OBJECTIVE: Find each line containing the string "document". Copy it.

INPUT:
===
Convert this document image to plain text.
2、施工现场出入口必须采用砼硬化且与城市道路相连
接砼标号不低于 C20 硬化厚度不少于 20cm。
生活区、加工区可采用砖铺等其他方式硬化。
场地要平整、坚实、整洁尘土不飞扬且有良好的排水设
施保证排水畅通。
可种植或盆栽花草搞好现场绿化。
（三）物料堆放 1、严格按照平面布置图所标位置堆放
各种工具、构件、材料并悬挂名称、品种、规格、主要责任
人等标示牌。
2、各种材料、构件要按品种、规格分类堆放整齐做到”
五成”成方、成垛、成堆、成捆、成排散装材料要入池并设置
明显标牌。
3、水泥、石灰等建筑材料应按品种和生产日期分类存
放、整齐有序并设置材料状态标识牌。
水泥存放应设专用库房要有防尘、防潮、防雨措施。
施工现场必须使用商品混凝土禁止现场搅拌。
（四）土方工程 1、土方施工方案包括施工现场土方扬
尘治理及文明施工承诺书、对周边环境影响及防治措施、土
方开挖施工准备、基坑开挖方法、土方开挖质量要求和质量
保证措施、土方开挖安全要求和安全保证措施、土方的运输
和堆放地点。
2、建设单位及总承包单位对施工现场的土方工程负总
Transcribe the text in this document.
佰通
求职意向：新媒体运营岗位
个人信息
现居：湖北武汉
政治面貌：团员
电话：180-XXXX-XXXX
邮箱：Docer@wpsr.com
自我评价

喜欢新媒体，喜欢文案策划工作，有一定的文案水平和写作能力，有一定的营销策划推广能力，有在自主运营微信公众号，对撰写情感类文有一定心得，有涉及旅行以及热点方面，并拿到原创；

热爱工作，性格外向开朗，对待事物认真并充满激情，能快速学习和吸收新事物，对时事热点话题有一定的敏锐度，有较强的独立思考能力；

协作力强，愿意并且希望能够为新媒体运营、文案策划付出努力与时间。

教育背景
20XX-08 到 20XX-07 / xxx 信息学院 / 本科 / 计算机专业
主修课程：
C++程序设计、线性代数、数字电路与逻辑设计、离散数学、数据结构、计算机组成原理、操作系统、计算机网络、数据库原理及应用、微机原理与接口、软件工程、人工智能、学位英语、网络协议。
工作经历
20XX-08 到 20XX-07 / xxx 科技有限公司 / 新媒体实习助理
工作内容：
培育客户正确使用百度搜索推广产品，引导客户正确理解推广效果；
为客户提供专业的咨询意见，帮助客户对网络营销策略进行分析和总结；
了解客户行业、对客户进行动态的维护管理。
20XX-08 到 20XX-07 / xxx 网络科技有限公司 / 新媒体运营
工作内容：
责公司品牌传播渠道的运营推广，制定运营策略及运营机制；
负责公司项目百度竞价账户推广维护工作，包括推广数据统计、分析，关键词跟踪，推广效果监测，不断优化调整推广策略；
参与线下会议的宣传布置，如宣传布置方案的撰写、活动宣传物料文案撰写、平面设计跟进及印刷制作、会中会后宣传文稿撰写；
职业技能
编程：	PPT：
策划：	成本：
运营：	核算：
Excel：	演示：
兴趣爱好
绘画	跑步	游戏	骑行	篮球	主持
===
RESULT FOR THIS TASK:
Convert this document image to plain text.
Transcribe the text in this document.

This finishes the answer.